### Required work
Below is a listing. Gather each line of it that contains "trough".

● ● ● ● ● ● ●

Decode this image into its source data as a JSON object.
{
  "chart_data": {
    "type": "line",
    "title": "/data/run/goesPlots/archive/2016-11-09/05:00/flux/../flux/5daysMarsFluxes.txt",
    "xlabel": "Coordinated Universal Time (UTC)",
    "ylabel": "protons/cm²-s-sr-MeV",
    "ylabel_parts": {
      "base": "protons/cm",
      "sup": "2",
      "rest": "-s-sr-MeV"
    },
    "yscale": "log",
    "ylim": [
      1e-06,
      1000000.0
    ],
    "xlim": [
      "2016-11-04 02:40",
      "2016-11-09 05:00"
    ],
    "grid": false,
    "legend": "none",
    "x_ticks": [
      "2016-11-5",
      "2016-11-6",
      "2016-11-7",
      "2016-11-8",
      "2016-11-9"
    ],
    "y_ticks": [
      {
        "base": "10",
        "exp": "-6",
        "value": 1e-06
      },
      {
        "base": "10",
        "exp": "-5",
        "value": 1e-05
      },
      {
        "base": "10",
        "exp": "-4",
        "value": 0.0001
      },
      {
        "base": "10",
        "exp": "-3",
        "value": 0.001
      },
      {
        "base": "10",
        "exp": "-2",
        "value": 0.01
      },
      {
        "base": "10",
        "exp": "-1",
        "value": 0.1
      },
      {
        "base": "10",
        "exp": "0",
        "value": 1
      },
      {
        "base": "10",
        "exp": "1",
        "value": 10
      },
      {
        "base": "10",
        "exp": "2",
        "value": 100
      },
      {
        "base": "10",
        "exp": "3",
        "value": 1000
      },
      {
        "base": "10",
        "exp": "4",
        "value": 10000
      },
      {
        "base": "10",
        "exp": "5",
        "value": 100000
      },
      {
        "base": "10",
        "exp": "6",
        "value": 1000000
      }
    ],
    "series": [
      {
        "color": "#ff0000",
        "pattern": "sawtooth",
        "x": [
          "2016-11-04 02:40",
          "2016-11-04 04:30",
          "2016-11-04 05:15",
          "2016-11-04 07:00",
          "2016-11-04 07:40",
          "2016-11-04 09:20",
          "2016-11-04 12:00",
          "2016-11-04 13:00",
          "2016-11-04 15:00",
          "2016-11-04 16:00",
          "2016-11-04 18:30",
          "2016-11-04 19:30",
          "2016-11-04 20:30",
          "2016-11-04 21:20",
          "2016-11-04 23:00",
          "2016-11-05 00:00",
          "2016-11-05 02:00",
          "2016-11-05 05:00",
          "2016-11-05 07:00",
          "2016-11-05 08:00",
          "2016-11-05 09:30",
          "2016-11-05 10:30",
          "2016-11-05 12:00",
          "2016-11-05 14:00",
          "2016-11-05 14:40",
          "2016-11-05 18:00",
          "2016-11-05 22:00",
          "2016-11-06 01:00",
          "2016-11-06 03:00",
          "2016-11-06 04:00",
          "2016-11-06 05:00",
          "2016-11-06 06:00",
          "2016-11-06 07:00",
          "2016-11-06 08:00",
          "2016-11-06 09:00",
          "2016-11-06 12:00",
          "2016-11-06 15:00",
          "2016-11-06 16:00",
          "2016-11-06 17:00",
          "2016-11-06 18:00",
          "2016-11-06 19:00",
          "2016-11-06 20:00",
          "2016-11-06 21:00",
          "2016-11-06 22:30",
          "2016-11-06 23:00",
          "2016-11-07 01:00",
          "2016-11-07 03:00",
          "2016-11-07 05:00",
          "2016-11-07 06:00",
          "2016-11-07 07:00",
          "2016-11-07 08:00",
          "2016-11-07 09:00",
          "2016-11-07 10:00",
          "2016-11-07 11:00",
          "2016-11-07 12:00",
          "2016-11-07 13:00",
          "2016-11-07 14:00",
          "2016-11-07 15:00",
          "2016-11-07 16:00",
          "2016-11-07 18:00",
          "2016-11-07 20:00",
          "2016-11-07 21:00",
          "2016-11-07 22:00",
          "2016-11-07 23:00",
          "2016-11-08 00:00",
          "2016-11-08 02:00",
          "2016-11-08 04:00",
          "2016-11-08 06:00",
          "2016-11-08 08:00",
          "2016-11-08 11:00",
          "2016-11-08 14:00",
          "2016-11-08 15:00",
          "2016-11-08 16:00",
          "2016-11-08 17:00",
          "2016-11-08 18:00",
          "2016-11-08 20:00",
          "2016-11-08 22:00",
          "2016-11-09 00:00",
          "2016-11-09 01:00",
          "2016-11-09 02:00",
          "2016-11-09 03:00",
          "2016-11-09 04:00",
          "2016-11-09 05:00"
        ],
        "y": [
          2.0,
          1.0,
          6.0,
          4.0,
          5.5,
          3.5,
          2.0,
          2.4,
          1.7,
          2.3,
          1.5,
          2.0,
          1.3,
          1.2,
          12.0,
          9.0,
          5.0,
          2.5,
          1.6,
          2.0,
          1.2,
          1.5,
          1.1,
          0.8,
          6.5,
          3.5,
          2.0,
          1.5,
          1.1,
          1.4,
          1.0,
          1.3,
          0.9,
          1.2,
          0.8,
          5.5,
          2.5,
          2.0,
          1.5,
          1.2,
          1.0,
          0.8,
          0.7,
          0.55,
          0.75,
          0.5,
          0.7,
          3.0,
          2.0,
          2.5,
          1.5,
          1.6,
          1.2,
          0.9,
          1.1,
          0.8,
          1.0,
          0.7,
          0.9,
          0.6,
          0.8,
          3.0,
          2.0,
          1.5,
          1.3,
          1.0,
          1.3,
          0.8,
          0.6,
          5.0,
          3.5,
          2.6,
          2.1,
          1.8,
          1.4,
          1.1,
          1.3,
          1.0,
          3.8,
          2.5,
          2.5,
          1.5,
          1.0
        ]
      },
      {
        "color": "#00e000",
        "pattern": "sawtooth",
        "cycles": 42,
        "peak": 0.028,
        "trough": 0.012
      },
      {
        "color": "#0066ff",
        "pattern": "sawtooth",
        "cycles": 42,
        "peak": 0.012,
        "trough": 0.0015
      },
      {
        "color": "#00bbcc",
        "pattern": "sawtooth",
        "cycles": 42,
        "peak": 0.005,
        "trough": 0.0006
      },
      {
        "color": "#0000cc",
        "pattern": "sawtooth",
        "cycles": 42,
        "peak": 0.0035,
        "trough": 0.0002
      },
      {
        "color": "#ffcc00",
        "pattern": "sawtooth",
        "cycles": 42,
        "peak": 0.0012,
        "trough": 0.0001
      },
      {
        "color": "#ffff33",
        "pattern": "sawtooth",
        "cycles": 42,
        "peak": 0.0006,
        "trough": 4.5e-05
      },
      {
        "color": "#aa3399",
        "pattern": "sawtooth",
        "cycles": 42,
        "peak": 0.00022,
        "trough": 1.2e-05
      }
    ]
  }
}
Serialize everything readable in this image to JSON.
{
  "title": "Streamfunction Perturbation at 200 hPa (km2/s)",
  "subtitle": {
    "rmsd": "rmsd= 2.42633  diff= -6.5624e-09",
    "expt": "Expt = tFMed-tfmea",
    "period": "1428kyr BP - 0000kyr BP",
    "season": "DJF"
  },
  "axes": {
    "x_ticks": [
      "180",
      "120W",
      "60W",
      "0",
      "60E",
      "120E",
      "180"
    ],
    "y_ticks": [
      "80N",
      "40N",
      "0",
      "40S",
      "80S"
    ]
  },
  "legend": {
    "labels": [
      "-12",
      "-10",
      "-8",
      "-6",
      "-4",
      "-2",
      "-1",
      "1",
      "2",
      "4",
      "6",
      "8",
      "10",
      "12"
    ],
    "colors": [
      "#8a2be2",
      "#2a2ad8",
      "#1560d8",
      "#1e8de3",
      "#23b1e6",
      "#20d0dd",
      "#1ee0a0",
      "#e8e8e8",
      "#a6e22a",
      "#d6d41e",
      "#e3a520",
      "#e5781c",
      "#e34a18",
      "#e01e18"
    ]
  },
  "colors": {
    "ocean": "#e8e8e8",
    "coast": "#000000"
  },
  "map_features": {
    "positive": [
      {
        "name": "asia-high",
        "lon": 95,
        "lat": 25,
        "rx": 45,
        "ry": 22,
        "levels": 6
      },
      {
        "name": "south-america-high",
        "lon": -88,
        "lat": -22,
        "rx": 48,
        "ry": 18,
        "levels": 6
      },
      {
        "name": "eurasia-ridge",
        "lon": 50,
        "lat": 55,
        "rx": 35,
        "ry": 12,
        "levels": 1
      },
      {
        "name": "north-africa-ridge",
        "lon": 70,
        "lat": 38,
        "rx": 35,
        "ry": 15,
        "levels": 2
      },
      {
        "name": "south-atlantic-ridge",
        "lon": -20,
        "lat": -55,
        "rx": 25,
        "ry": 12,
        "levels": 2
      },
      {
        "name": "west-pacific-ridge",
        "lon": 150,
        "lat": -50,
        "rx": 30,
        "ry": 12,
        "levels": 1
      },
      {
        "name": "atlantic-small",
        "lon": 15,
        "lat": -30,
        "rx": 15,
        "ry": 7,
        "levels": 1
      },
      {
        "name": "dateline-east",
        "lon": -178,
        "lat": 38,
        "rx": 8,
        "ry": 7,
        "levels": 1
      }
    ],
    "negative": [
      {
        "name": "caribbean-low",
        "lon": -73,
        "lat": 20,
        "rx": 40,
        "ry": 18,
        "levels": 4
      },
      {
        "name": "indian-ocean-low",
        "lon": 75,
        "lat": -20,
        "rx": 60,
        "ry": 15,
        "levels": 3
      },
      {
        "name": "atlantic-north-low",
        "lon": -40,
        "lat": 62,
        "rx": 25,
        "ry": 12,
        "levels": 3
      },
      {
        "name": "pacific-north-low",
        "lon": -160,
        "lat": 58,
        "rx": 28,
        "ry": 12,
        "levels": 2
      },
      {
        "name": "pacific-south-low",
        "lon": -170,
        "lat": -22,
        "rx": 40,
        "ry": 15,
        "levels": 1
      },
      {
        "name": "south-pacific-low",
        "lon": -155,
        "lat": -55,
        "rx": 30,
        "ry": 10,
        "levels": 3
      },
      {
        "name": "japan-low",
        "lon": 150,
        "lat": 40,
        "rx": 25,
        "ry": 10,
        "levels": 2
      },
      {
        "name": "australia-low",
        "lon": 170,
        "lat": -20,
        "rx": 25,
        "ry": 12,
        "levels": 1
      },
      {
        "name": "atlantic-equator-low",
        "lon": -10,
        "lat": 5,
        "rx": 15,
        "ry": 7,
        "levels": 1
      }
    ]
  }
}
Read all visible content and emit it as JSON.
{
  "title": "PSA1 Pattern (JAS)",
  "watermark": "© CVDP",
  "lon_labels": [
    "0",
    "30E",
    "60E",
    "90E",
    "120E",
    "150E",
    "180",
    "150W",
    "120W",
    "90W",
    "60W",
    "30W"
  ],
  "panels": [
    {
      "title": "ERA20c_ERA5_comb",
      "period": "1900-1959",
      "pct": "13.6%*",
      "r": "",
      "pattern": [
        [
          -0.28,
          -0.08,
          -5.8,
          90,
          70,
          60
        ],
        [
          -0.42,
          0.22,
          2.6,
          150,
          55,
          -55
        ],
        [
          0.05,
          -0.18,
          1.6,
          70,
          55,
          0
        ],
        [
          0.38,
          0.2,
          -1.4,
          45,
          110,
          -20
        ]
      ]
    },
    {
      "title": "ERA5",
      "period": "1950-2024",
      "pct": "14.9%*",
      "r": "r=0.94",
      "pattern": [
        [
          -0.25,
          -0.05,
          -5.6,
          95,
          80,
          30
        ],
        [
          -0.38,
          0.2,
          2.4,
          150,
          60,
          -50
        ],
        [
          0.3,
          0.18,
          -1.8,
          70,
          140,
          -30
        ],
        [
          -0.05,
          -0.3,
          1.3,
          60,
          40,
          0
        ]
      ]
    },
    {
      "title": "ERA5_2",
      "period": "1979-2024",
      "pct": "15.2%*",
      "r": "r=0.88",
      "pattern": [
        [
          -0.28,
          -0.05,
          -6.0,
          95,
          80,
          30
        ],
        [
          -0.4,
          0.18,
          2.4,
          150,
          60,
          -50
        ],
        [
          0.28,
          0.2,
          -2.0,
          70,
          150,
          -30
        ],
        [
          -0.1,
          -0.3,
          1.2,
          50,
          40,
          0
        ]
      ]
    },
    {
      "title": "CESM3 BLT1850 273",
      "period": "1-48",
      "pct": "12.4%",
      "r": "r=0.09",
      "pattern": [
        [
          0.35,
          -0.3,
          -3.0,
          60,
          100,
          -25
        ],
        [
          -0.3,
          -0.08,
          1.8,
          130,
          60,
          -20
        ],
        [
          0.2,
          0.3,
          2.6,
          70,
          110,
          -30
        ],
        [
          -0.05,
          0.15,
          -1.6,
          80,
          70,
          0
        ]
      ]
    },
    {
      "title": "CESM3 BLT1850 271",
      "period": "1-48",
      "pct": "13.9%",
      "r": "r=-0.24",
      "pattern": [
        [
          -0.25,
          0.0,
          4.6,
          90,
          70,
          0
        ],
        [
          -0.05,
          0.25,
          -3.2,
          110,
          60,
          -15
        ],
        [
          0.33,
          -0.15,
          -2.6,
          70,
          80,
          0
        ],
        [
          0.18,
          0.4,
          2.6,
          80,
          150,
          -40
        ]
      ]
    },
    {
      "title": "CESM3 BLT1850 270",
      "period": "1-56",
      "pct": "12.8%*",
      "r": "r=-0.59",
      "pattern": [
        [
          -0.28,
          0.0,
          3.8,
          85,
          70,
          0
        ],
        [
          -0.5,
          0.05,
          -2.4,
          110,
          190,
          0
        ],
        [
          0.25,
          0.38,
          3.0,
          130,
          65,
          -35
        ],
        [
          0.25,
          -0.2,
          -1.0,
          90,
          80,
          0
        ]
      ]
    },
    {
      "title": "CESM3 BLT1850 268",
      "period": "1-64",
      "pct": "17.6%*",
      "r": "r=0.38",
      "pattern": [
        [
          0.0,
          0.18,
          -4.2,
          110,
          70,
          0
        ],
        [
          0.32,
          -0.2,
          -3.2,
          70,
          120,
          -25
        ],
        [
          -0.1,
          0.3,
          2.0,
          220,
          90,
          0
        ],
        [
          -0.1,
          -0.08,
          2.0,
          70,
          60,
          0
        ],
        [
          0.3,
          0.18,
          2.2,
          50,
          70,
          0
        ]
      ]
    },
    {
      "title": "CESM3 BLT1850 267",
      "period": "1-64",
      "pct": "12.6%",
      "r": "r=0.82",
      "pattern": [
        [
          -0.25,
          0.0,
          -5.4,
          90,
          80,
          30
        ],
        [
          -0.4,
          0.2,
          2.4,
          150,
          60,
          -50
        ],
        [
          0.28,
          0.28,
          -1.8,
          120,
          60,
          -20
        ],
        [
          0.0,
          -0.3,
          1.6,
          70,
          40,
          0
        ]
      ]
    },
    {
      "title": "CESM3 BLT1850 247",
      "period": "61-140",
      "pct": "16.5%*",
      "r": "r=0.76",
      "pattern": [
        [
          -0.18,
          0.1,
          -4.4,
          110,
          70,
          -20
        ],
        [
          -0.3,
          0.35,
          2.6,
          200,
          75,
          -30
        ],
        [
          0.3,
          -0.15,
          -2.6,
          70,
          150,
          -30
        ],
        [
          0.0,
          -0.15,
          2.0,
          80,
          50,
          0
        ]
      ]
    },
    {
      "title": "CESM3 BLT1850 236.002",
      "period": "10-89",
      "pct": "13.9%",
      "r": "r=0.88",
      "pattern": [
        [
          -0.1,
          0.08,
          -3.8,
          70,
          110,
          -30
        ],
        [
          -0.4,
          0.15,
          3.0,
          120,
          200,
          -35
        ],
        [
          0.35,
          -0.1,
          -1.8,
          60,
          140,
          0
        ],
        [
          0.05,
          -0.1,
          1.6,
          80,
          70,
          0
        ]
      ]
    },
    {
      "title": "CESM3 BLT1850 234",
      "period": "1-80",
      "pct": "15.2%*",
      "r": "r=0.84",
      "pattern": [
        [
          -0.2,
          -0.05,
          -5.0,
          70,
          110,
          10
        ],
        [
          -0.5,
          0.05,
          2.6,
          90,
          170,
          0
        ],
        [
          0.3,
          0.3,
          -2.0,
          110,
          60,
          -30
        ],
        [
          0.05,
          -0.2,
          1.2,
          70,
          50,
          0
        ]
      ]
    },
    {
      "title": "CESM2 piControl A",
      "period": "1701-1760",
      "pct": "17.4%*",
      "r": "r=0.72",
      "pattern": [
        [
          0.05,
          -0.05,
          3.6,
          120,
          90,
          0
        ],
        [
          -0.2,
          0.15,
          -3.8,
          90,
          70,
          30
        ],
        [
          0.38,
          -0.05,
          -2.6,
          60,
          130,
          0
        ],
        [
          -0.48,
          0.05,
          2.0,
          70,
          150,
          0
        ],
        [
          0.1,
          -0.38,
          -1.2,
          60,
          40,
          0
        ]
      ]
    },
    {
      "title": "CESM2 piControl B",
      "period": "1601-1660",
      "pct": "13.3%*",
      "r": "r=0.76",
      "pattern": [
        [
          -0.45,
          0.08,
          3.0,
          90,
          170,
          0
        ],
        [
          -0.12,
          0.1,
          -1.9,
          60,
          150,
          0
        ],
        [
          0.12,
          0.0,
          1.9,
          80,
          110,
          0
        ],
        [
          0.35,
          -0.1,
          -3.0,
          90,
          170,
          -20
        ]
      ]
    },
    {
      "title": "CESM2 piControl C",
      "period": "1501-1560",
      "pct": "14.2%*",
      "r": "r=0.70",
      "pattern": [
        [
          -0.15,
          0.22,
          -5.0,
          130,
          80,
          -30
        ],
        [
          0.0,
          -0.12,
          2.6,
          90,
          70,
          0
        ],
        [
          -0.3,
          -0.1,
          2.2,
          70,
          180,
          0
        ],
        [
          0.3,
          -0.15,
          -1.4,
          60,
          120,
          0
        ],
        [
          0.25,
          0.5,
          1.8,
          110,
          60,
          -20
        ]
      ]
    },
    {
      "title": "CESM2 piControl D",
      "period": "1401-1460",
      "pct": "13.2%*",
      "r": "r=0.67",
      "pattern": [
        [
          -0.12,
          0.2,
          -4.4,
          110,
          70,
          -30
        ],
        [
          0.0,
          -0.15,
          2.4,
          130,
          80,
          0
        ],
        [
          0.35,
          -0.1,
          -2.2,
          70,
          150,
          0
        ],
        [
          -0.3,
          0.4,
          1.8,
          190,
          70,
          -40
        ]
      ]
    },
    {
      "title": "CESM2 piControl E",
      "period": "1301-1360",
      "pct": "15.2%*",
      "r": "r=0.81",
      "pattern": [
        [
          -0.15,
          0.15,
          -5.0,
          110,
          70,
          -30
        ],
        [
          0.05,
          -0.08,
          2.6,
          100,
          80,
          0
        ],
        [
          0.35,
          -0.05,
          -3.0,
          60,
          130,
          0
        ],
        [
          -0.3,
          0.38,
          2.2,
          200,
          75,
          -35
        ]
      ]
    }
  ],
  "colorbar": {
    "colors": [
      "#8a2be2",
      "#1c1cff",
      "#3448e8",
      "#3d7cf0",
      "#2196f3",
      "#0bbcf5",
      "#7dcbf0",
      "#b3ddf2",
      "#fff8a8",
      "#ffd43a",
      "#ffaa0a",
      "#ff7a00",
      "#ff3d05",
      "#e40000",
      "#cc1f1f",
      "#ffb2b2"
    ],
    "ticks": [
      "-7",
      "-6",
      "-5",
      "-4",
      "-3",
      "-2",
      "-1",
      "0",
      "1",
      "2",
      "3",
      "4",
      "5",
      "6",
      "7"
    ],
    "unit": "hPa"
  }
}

● ● ● ● ● ● ●

### Solution to the exercise
        "trough": 0.012
        "trough": 0.0015
        "trough": 0.0006
        "trough": 0.0002
        "trough": 0.0001
        "trough": 4.5e-05
        "trough": 1.2e-05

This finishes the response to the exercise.